TEXTABSCHNITT ::
Auf der anderen Seite ist es für den Spielleiter natürlich auch ein bisschen Gewöhnungssache. War das Spielverhalten der Spieler dysfunktional oder warst du einfach ein bisschen überfordert?
Ne, eigentlich nicht. Die kamen gut klar und für mich war's eigentlich recht entspannt.
Was haben deine Spieler denn gesagt, warum sie es so gemacht haben?
Es schien ihnen halt sinnvoll und machbar. Das Risiko bei einem Fehlschlag war ja auch deutlich geringer als bei brutaleren Vorgehensweisen.
Die Idee war ja auch überhaupt nicht doof.
Für mich klingt das so, als hättest du das mit einer eingespielten Truppe ausprobiert, die gesagt bekommen hat: "Heute machen wir das mal ganz anders"... und dann haben sie es eben ganz anders gemacht.
Hm, glaub ich eigentlich nicht. Die Spielerin vom Verhandlungsgenie war drauf wie immer, einer der Spieler von den beiden garstigeren Piraten war überrascht, was ich denn bitte verändert hätte, weil er davon ausgegangen ist, dass
jede Runde "ich schmeiße meine Vorbereitung weg, weil die Spieler eh was anderes machen, und improvisiere von da an" angesagt sei (ich hatte mal erwähnt, dass ich in der Runde oft meine Vorbereitung ignoriere und das trotzdem wunderbar läuft, weil die Spieler so gut drauf sind – daher kam ja auch die Idee, erst gar nichts für die Tonne vorzubereiten
)
Wenn du dir selbst eine Lösung überlegt hast, dann nutzt die Gruppe die eigenen Stärken? Und wenn du dir keine überlegt hast, dann gurken sie plötzlich rum?
Das kommt mir seltsam vor, und ich frage mich unwillkürlich, ob du die Gruppe bisher sehr stark geführt hast auf der Suche nach einer Lösung. Kann es sein, dass sie an "Musterlösungen" gewöhnt sind und daher jetzt erst einmal in einer Lernphase sind?
Hm, das würd ich so nicht sagen. Die überraschen mich netterweise schon gern und setzen ihre Stärken anderweitig ein, ich nutze an vielen Abenden recht wenig von der Vorbereitung, die ich als Sicherheitsnetz dabeiliegen habe. Aber normalerweise schaue ich eben danach, dass die Stärken der einzelnen Gruppenmitglieder auch mal zur Geltung kommen
können.
Einfach mal zwei Beispiele aus der Gruppe:
- Ein langjähriger Kamerad des charismatischen Kapitäns* hat für die Gruppe interessante Informationen. Erwartet: Kapitän verhandelt mit seinen Kollegen. Passiert: Faustkampf, der mich eher an die Donnerkuppel denken ließ.

GESTELLTE AUFGABE 1 ::
Prüfe anhand des Textes über die Rollenspielrunde, ob die folgenden Aussagen zutreffen: (a) Die Runde war für die Person, die sie leitete, recht entspannt. (b) Das Risiko bei einem Fehlschlag war höher als bei brutaleren Vorgehensweisen. (c) Im ersten Beispiel verhandelt der Kapitän tatsächlich mit seinem Kameraden. Antworte jeweils mit Ja oder Nein und zitiere die entscheidenden Worte des Textes.
GESTELLTE AUFGABE 2 ::
Schreibe den Text über die Rollenspielrunde von „Auf der anderen“ bis „eigentlich recht entspannt.“ neu und ersetze dabei „Gewöhnungssache“ durch „Übungssache“.
GESTELLTE AUFGABE 3 ::
Führe den Text über die Rollenspielrunde im Anschluss an seinen letzten Satz weiter.

VORLIEGENDE DATENSÄTZE ::

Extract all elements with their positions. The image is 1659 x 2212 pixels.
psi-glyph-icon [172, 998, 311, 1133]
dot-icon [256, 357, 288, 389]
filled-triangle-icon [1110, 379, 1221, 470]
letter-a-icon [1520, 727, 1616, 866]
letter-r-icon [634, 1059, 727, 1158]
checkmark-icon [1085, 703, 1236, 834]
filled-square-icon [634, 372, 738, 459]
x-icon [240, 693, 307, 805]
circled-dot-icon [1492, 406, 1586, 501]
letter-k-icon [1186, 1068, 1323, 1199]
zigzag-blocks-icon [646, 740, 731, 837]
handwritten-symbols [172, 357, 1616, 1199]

LÖSUNG 1 ::
(a) Ja: „für mich war's eigentlich recht entspannt“
(b) Nein: „Das Risiko bei einem Fehlschlag war ja auch deutlich geringer als bei brutaleren Vorgehensweisen.“
(c) Nein: „Passiert: Faustkampf, der mich eher an die Donnerkuppel denken ließ.“

LÖSUNG 2 ::
Auf der anderen Seite ist es für den Spielleiter natürlich auch ein bisschen Übungssache. War das Spielverhalten der Spieler dysfunktional oder warst du einfach ein bisschen überfordert?
Ne, eigentlich nicht. Die kamen gut klar und für mich war's eigentlich recht entspannt.

LÖSUNG 3 ::
- Ein anderes Piratenschiff transportiert etwas Wichtiges. Erwartet: Verfolgungsjagd auf See + Enterkampf. Passiert: Verfolgung bis zum Piratenhafen mit heimlicher, nächtlicher Aktion. Der Großteil der Gruppe ist weder gut im Schleichen noch toll im Schwimmen, war dann also doch ein ziemliches Feuerwerk mit ordentlich NSC-Verlusten auf der Spielerseite.
*anderer Spieler und SC als jetzt
Hatten die Spieler Spaß? Dann war es wohl nicht dysfunktional.
Spaßig war's! Ich eiere nur herum, ob sie nun
trotz oder
wegen meiner Leitung Spaß hatten.
Davon abgesehen muss man sich auch die Frage stellen, ob es überhaupt vornehmlich darum gehen soll, dass die Spieler Herausforderungen überwinden, oder ob der Fokus vielmehr darauf liegt, was für Folgen der Umgang der Spieler mit den Herausforderungen überhaupt hat. Liegt der Fokus auf letzterem, ist es sowieso kein Problem mehr, wenn die Spieler suboptimale Vorgehensweisen an den Tag legen. Das macht die Sache im Endeffekt nur interessanter. Wichtig ist hierfür aber, dass man das Fail forward-Prinzip verstanden hat, dass also auch der Misserfolg zu interessanten Ergebnissen führt und die Geschichte weiter treibt, anstatt einfach im TPK zu enden.
Das ist natürlich ein interessanter Gedanke, der wunderbar den Ansatz, die Spieler einfach mal machen zu lassen, unterstützt.
Ich denke auch, für deine Gruppe ist das vermutlich einfach noch ungewohnt.
Für meine wäre es tatsächlich auch andersherum ungewohnt.
Da gibt es idR. ein Problem, und die Spieler lösen es selbst.
Es geht da weniger um" findet meine Lösung", sondern um "findet eine Lösung".
Und jetzt kommts: das Ergebnis kann ein anderes sein, als ich erwartet habe.
Oder es kann zwar das sein, das ich erwartet habe, aber auf völlig anderem Weg erreicht werden.
Lass dich überraschen.
Erfolg ist auch nicht garantiert. Scheitern ist auch eine Möglichkeit. Und manchmal eine wichtige Erfahrung.
A la... Ok, das hat nicht funktioniert, probieren wir was Neues aus, bzw. versuchen wir es anders.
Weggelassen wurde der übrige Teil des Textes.